#### [Given information]
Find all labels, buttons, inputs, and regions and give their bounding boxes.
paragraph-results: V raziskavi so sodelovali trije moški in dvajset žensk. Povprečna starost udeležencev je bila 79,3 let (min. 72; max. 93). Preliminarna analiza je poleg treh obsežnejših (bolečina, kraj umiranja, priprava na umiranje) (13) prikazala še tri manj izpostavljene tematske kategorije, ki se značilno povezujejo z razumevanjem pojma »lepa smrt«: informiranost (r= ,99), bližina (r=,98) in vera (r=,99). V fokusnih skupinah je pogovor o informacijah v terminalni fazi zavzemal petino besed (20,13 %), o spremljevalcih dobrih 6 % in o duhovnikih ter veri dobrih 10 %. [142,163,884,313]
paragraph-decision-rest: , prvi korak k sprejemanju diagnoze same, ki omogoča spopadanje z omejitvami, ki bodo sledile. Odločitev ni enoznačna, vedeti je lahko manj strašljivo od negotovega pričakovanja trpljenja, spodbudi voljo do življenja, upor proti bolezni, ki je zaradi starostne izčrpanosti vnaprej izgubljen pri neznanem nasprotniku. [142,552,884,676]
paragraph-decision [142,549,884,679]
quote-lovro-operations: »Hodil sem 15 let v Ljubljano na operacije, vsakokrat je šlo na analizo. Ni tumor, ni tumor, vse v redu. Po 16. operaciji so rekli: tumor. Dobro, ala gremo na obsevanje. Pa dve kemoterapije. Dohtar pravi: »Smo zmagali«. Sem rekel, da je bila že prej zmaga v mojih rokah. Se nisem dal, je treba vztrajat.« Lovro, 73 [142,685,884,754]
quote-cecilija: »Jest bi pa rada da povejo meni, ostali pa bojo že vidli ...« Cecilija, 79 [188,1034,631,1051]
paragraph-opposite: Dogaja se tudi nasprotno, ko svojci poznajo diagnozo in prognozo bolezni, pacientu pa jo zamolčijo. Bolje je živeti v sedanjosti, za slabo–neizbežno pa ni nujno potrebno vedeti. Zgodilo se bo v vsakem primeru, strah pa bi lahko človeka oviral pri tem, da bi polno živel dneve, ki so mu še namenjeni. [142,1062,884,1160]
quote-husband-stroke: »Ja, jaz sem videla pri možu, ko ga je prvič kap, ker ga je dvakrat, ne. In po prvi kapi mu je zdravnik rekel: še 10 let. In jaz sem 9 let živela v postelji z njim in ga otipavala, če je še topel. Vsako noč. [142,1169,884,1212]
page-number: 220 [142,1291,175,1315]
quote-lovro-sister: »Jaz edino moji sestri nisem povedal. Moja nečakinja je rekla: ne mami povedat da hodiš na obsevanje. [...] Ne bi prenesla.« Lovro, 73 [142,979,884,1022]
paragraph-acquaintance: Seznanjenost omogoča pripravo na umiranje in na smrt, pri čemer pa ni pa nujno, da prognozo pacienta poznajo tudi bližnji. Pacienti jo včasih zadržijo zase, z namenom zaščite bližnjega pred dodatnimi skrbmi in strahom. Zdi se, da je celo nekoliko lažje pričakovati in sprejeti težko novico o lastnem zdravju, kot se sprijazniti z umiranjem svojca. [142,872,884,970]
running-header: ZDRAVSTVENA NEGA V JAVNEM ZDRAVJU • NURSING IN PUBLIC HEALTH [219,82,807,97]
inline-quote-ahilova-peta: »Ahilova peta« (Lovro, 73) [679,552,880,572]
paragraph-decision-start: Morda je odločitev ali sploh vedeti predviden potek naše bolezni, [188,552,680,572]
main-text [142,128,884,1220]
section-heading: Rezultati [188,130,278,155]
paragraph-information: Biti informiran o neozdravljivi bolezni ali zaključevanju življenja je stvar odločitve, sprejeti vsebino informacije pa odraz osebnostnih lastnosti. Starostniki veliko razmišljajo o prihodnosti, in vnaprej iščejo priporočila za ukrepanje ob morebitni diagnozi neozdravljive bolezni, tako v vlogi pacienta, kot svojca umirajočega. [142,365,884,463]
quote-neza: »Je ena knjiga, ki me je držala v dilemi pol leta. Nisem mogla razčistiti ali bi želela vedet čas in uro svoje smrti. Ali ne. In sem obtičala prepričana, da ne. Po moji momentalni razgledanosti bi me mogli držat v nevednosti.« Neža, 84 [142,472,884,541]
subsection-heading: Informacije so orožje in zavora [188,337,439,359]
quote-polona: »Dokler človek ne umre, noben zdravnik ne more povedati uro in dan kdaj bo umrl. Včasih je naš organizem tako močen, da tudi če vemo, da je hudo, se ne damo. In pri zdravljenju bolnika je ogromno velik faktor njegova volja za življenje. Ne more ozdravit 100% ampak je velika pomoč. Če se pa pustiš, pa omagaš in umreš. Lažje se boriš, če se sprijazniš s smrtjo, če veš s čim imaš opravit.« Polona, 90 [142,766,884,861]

#### [Task requirements]
Word for word, repeat every record.

#### [Solution for this exercise]
Find all labels, buttons, inputs, and regions and give their bounding boxes.
paragraph-results: V raziskavi so sodelovali trije moški in dvajset žensk. Povprečna starost udeležencev je bila 79,3 let (min. 72; max. 93). Preliminarna analiza je poleg treh obsežnejših (bolečina, kraj umiranja, priprava na umiranje) (13) prikazala še tri manj izpostavljene tematske kategorije, ki se značilno povezujejo z razumevanjem pojma »lepa smrt«: informiranost (r= ,99), bližina (r=,98) in vera (r=,99). V fokusnih skupinah je pogovor o informacijah v terminalni fazi zavzemal petino besed (20,13 %), o spremljevalcih dobrih 6 % in o duhovnikih ter veri dobrih 10 %. [142,163,884,313]
paragraph-decision-rest: , prvi korak k sprejemanju diagnoze same, ki omogoča spopadanje z omejitvami, ki bodo sledile. Odločitev ni enoznačna, vedeti je lahko manj strašljivo od negotovega pričakovanja trpljenja, spodbudi voljo do življenja, upor proti bolezni, ki je zaradi starostne izčrpanosti vnaprej izgubljen pri neznanem nasprotniku. [142,552,884,676]
paragraph-decision [142,549,884,679]
quote-lovro-operations: »Hodil sem 15 let v Ljubljano na operacije, vsakokrat je šlo na analizo. Ni tumor, ni tumor, vse v redu. Po 16. operaciji so rekli: tumor. Dobro, ala gremo na obsevanje. Pa dve kemoterapije. Dohtar pravi: »Smo zmagali«. Sem rekel, da je bila že prej zmaga v mojih rokah. Se nisem dal, je treba vztrajat.« Lovro, 73 [142,685,884,754]
quote-cecilija: »Jest bi pa rada da povejo meni, ostali pa bojo že vidli ...« Cecilija, 79 [188,1034,631,1051]
paragraph-opposite: Dogaja se tudi nasprotno, ko svojci poznajo diagnozo in prognozo bolezni, pacientu pa jo zamolčijo. Bolje je živeti v sedanjosti, za slabo–neizbežno pa ni nujno potrebno vedeti. Zgodilo se bo v vsakem primeru, strah pa bi lahko človeka oviral pri tem, da bi polno živel dneve, ki so mu še namenjeni. [142,1062,884,1160]
quote-husband-stroke: »Ja, jaz sem videla pri možu, ko ga je prvič kap, ker ga je dvakrat, ne. In po prvi kapi mu je zdravnik rekel: še 10 let. In jaz sem 9 let živela v postelji z njim in ga otipavala, če je še topel. Vsako noč. [142,1169,884,1212]
page-number: 220 [142,1291,175,1315]
quote-lovro-sister: »Jaz edino moji sestri nisem povedal. Moja nečakinja je rekla: ne mami povedat da hodiš na obsevanje. [...] Ne bi prenesla.« Lovro, 73 [142,979,884,1022]
paragraph-acquaintance: Seznanjenost omogoča pripravo na umiranje in na smrt, pri čemer pa ni pa nujno, da prognozo pacienta poznajo tudi bližnji. Pacienti jo včasih zadržijo zase, z namenom zaščite bližnjega pred dodatnimi skrbmi in strahom. Zdi se, da je celo nekoliko lažje pričakovati in sprejeti težko novico o lastnem zdravju, kot se sprijazniti z umiranjem svojca. [142,872,884,970]
running-header: ZDRAVSTVENA NEGA V JAVNEM ZDRAVJU • NURSING IN PUBLIC HEALTH [219,82,807,97]
inline-quote-ahilova-peta: »Ahilova peta« (Lovro, 73) [679,552,880,572]
paragraph-decision-start: Morda je odločitev ali sploh vedeti predviden potek naše bolezni, [188,552,680,572]
main-text [142,128,884,1220]
section-heading: Rezultati [188,130,278,155]
paragraph-information: Biti informiran o neozdravljivi bolezni ali zaključevanju življenja je stvar odločitve, sprejeti vsebino informacije pa odraz osebnostnih lastnosti. Starostniki veliko razmišljajo o prihodnosti, in vnaprej iščejo priporočila za ukrepanje ob morebitni diagnozi neozdravljive bolezni, tako v vlogi pacienta, kot svojca umirajočega. [142,365,884,463]
quote-neza: »Je ena knjiga, ki me je držala v dilemi pol leta. Nisem mogla razčistiti ali bi želela vedet čas in uro svoje smrti. Ali ne. In sem obtičala prepričana, da ne. Po moji momentalni razgledanosti bi me mogli držat v nevednosti.« Neža, 84 [142,472,884,541]
subsection-heading: Informacije so orožje in zavora [188,337,439,359]
quote-polona: »Dokler človek ne umre, noben zdravnik ne more povedati uro in dan kdaj bo umrl. Včasih je naš organizem tako močen, da tudi če vemo, da je hudo, se ne damo. In pri zdravljenju bolnika je ogromno velik faktor njegova volja za življenje. Ne more ozdravit 100% ampak je velika pomoč. Če se pa pustiš, pa omagaš in umreš. Lažje se boriš, če se sprijazniš s smrtjo, če veš s čim imaš opravit.« Polona, 90 [142,766,884,861]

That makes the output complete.